====== RECORDED DATA

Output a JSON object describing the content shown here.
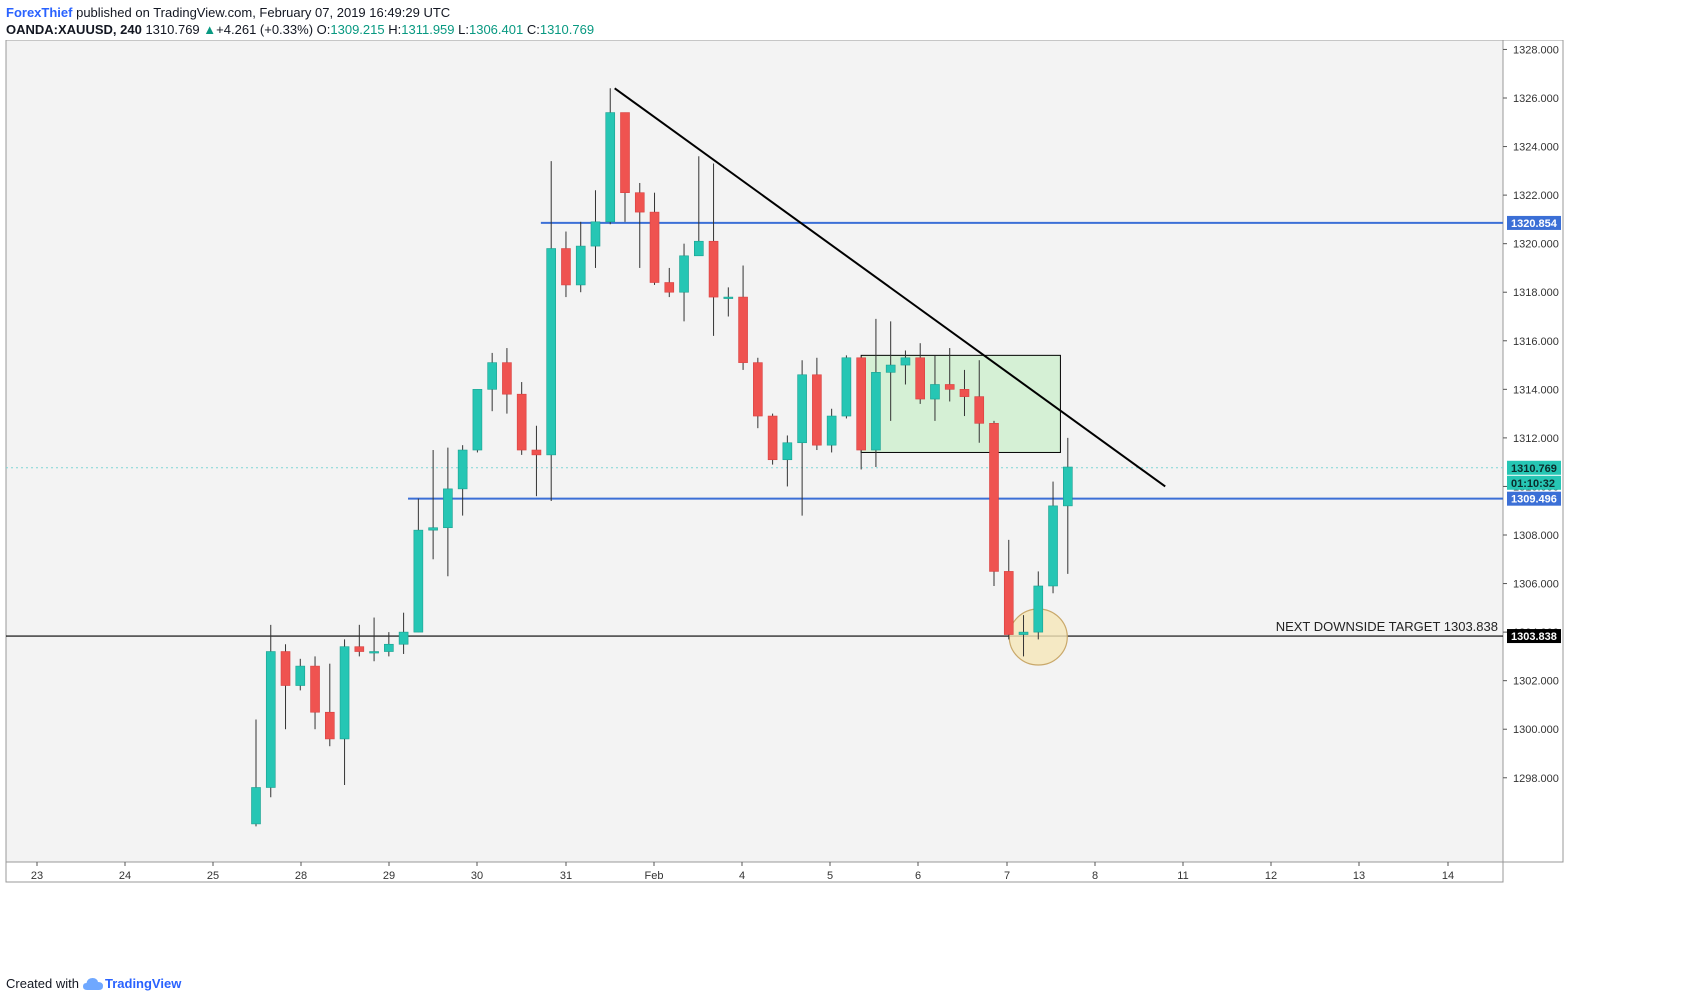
{
  "header": {
    "author": "ForexThief",
    "published_text": "published on TradingView.com, February 07, 2019 16:49:29 UTC",
    "symbol": "OANDA:XAUUSD, 240",
    "last": "1310.769",
    "change": "+4.261 (+0.33%)",
    "o_label": "O:",
    "o_value": "1309.215",
    "h_label": "H:",
    "h_value": "1311.959",
    "l_label": "L:",
    "l_value": "1306.401",
    "c_label": "C:",
    "c_value": "1310.769"
  },
  "footer": {
    "created_with": "Created with",
    "brand": "TradingView"
  },
  "colors": {
    "up": "#26c6b4",
    "down": "#ef5350",
    "bg": "#f3f3f3",
    "level": "#3b6fd6",
    "black_level": "#000000",
    "zone_fill": "#cfeecf"
  },
  "chart_data": {
    "type": "candlestick",
    "y_range": [
      1296.0,
      1330.0
    ],
    "y_ticks": [
      "1298.000",
      "1300.000",
      "1302.000",
      "1304.000",
      "1306.000",
      "1308.000",
      "1310.000",
      "1312.000",
      "1314.000",
      "1316.000",
      "1318.000",
      "1320.000",
      "1322.000",
      "1324.000",
      "1326.000",
      "1328.000"
    ],
    "x_ticks": [
      "23",
      "24",
      "25",
      "28",
      "29",
      "30",
      "31",
      "Feb",
      "4",
      "5",
      "6",
      "7",
      "8",
      "11",
      "12",
      "13",
      "14"
    ],
    "candles": [
      [
        1296.1,
        1297.6,
        1296.0,
        1300.4
      ],
      [
        1297.6,
        1303.2,
        1297.2,
        1304.3
      ],
      [
        1303.2,
        1301.8,
        1300.0,
        1303.5
      ],
      [
        1301.8,
        1302.6,
        1301.6,
        1302.9
      ],
      [
        1302.6,
        1300.7,
        1300.0,
        1303.0
      ],
      [
        1300.7,
        1299.6,
        1299.3,
        1302.7
      ],
      [
        1299.6,
        1303.4,
        1297.7,
        1303.7
      ],
      [
        1303.4,
        1303.2,
        1303.0,
        1304.3
      ],
      [
        1303.2,
        1303.2,
        1302.8,
        1304.6
      ],
      [
        1303.2,
        1303.5,
        1303.0,
        1304.0
      ],
      [
        1303.5,
        1304.0,
        1303.1,
        1304.8
      ],
      [
        1304.0,
        1308.2,
        1304.0,
        1309.5
      ],
      [
        1308.2,
        1308.3,
        1307.0,
        1311.5
      ],
      [
        1308.3,
        1309.9,
        1306.3,
        1311.6
      ],
      [
        1309.9,
        1311.5,
        1308.8,
        1311.7
      ],
      [
        1311.5,
        1314.0,
        1311.4,
        1314.0
      ],
      [
        1314.0,
        1315.1,
        1313.1,
        1315.5
      ],
      [
        1315.1,
        1313.8,
        1313.0,
        1315.7
      ],
      [
        1313.8,
        1311.5,
        1311.3,
        1314.3
      ],
      [
        1311.5,
        1311.3,
        1309.6,
        1312.5
      ],
      [
        1311.3,
        1319.8,
        1309.4,
        1323.4
      ],
      [
        1319.8,
        1318.3,
        1317.8,
        1320.5
      ],
      [
        1318.3,
        1319.9,
        1318.0,
        1320.9
      ],
      [
        1319.9,
        1320.9,
        1319.0,
        1322.2
      ],
      [
        1320.9,
        1325.4,
        1320.8,
        1326.4
      ],
      [
        1325.4,
        1322.1,
        1320.9,
        1325.4
      ],
      [
        1322.1,
        1321.3,
        1319.0,
        1322.5
      ],
      [
        1321.3,
        1318.4,
        1318.3,
        1322.1
      ],
      [
        1318.4,
        1318.0,
        1317.8,
        1319.0
      ],
      [
        1318.0,
        1319.5,
        1316.8,
        1320.0
      ],
      [
        1319.5,
        1320.1,
        1319.5,
        1323.6
      ],
      [
        1320.1,
        1317.8,
        1316.2,
        1323.3
      ],
      [
        1317.8,
        1317.8,
        1317.0,
        1318.2
      ],
      [
        1317.8,
        1315.1,
        1314.8,
        1319.1
      ],
      [
        1315.1,
        1312.9,
        1312.4,
        1315.3
      ],
      [
        1312.9,
        1311.1,
        1310.9,
        1313.0
      ],
      [
        1311.1,
        1311.8,
        1310.0,
        1312.1
      ],
      [
        1311.8,
        1314.6,
        1308.8,
        1315.2
      ],
      [
        1314.6,
        1311.7,
        1311.5,
        1315.3
      ],
      [
        1311.7,
        1312.9,
        1311.4,
        1313.2
      ],
      [
        1312.9,
        1315.3,
        1312.8,
        1315.4
      ],
      [
        1315.3,
        1311.5,
        1310.7,
        1315.3
      ],
      [
        1311.5,
        1314.7,
        1310.8,
        1316.9
      ],
      [
        1314.7,
        1315.0,
        1312.7,
        1316.8
      ],
      [
        1315.0,
        1315.3,
        1314.2,
        1315.6
      ],
      [
        1315.3,
        1313.6,
        1313.4,
        1315.9
      ],
      [
        1313.6,
        1314.2,
        1312.7,
        1315.4
      ],
      [
        1314.2,
        1314.0,
        1313.5,
        1315.7
      ],
      [
        1314.0,
        1313.7,
        1312.9,
        1314.8
      ],
      [
        1313.7,
        1312.6,
        1311.8,
        1315.2
      ],
      [
        1312.6,
        1306.5,
        1305.9,
        1312.7
      ],
      [
        1306.5,
        1303.9,
        1303.7,
        1307.8
      ],
      [
        1303.9,
        1304.0,
        1303.0,
        1304.7
      ],
      [
        1304.0,
        1305.9,
        1303.7,
        1306.5
      ],
      [
        1305.9,
        1309.2,
        1305.6,
        1310.2
      ],
      [
        1309.2,
        1310.8,
        1306.4,
        1312.0
      ]
    ],
    "levels": [
      {
        "price": 1320.854,
        "label": "1320.854"
      },
      {
        "price": 1309.496,
        "label": "1309.496"
      },
      {
        "price": 1303.838,
        "label": "1303.838"
      }
    ],
    "current_price_label": "1310.769",
    "countdown_label": "01:10:32",
    "annotation": "NEXT DOWNSIDE TARGET 1303.838",
    "trendline": {
      "from": [
        24.3,
        1326.4
      ],
      "to": [
        61.6,
        1310.0
      ]
    },
    "zone": {
      "x0": 41.0,
      "x1": 54.5,
      "y_top": 1315.4,
      "y_bottom": 1311.4
    },
    "highlight_circle": {
      "x": 53.0,
      "y": 1303.8
    }
  }
}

============

Please write out all of the material above without changing a word, and omit any pictures.

## TASK OUTPUT
Output a JSON object describing the content shown here.
{
  "header": {
    "author": "ForexThief",
    "published_text": "published on TradingView.com, February 07, 2019 16:49:29 UTC",
    "symbol": "OANDA:XAUUSD, 240",
    "last": "1310.769",
    "change": "+4.261 (+0.33%)",
    "o_label": "O:",
    "o_value": "1309.215",
    "h_label": "H:",
    "h_value": "1311.959",
    "l_label": "L:",
    "l_value": "1306.401",
    "c_label": "C:",
    "c_value": "1310.769"
  },
  "footer": {
    "created_with": "Created with",
    "brand": "TradingView"
  },
  "colors": {
    "up": "#26c6b4",
    "down": "#ef5350",
    "bg": "#f3f3f3",
    "level": "#3b6fd6",
    "black_level": "#000000",
    "zone_fill": "#cfeecf"
  },
  "chart_data": {
    "type": "candlestick",
    "y_range": [
      1296.0,
      1330.0
    ],
    "y_ticks": [
      "1298.000",
      "1300.000",
      "1302.000",
      "1304.000",
      "1306.000",
      "1308.000",
      "1310.000",
      "1312.000",
      "1314.000",
      "1316.000",
      "1318.000",
      "1320.000",
      "1322.000",
      "1324.000",
      "1326.000",
      "1328.000"
    ],
    "x_ticks": [
      "23",
      "24",
      "25",
      "28",
      "29",
      "30",
      "31",
      "Feb",
      "4",
      "5",
      "6",
      "7",
      "8",
      "11",
      "12",
      "13",
      "14"
    ],
    "candles": [
      [
        1296.1,
        1297.6,
        1296.0,
        1300.4
      ],
      [
        1297.6,
        1303.2,
        1297.2,
        1304.3
      ],
      [
        1303.2,
        1301.8,
        1300.0,
        1303.5
      ],
      [
        1301.8,
        1302.6,
        1301.6,
        1302.9
      ],
      [
        1302.6,
        1300.7,
        1300.0,
        1303.0
      ],
      [
        1300.7,
        1299.6,
        1299.3,
        1302.7
      ],
      [
        1299.6,
        1303.4,
        1297.7,
        1303.7
      ],
      [
        1303.4,
        1303.2,
        1303.0,
        1304.3
      ],
      [
        1303.2,
        1303.2,
        1302.8,
        1304.6
      ],
      [
        1303.2,
        1303.5,
        1303.0,
        1304.0
      ],
      [
        1303.5,
        1304.0,
        1303.1,
        1304.8
      ],
      [
        1304.0,
        1308.2,
        1304.0,
        1309.5
      ],
      [
        1308.2,
        1308.3,
        1307.0,
        1311.5
      ],
      [
        1308.3,
        1309.9,
        1306.3,
        1311.6
      ],
      [
        1309.9,
        1311.5,
        1308.8,
        1311.7
      ],
      [
        1311.5,
        1314.0,
        1311.4,
        1314.0
      ],
      [
        1314.0,
        1315.1,
        1313.1,
        1315.5
      ],
      [
        1315.1,
        1313.8,
        1313.0,
        1315.7
      ],
      [
        1313.8,
        1311.5,
        1311.3,
        1314.3
      ],
      [
        1311.5,
        1311.3,
        1309.6,
        1312.5
      ],
      [
        1311.3,
        1319.8,
        1309.4,
        1323.4
      ],
      [
        1319.8,
        1318.3,
        1317.8,
        1320.5
      ],
      [
        1318.3,
        1319.9,
        1318.0,
        1320.9
      ],
      [
        1319.9,
        1320.9,
        1319.0,
        1322.2
      ],
      [
        1320.9,
        1325.4,
        1320.8,
        1326.4
      ],
      [
        1325.4,
        1322.1,
        1320.9,
        1325.4
      ],
      [
        1322.1,
        1321.3,
        1319.0,
        1322.5
      ],
      [
        1321.3,
        1318.4,
        1318.3,
        1322.1
      ],
      [
        1318.4,
        1318.0,
        1317.8,
        1319.0
      ],
      [
        1318.0,
        1319.5,
        1316.8,
        1320.0
      ],
      [
        1319.5,
        1320.1,
        1319.5,
        1323.6
      ],
      [
        1320.1,
        1317.8,
        1316.2,
        1323.3
      ],
      [
        1317.8,
        1317.8,
        1317.0,
        1318.2
      ],
      [
        1317.8,
        1315.1,
        1314.8,
        1319.1
      ],
      [
        1315.1,
        1312.9,
        1312.4,
        1315.3
      ],
      [
        1312.9,
        1311.1,
        1310.9,
        1313.0
      ],
      [
        1311.1,
        1311.8,
        1310.0,
        1312.1
      ],
      [
        1311.8,
        1314.6,
        1308.8,
        1315.2
      ],
      [
        1314.6,
        1311.7,
        1311.5,
        1315.3
      ],
      [
        1311.7,
        1312.9,
        1311.4,
        1313.2
      ],
      [
        1312.9,
        1315.3,
        1312.8,
        1315.4
      ],
      [
        1315.3,
        1311.5,
        1310.7,
        1315.3
      ],
      [
        1311.5,
        1314.7,
        1310.8,
        1316.9
      ],
      [
        1314.7,
        1315.0,
        1312.7,
        1316.8
      ],
      [
        1315.0,
        1315.3,
        1314.2,
        1315.6
      ],
      [
        1315.3,
        1313.6,
        1313.4,
        1315.9
      ],
      [
        1313.6,
        1314.2,
        1312.7,
        1315.4
      ],
      [
        1314.2,
        1314.0,
        1313.5,
        1315.7
      ],
      [
        1314.0,
        1313.7,
        1312.9,
        1314.8
      ],
      [
        1313.7,
        1312.6,
        1311.8,
        1315.2
      ],
      [
        1312.6,
        1306.5,
        1305.9,
        1312.7
      ],
      [
        1306.5,
        1303.9,
        1303.7,
        1307.8
      ],
      [
        1303.9,
        1304.0,
        1303.0,
        1304.7
      ],
      [
        1304.0,
        1305.9,
        1303.7,
        1306.5
      ],
      [
        1305.9,
        1309.2,
        1305.6,
        1310.2
      ],
      [
        1309.2,
        1310.8,
        1306.4,
        1312.0
      ]
    ],
    "levels": [
      {
        "price": 1320.854,
        "label": "1320.854"
      },
      {
        "price": 1309.496,
        "label": "1309.496"
      },
      {
        "price": 1303.838,
        "label": "1303.838"
      }
    ],
    "current_price_label": "1310.769",
    "countdown_label": "01:10:32",
    "annotation": "NEXT DOWNSIDE TARGET 1303.838",
    "trendline": {
      "from": [
        24.3,
        1326.4
      ],
      "to": [
        61.6,
        1310.0
      ]
    },
    "zone": {
      "x0": 41.0,
      "x1": 54.5,
      "y_top": 1315.4,
      "y_bottom": 1311.4
    },
    "highlight_circle": {
      "x": 53.0,
      "y": 1303.8
    }
  }
}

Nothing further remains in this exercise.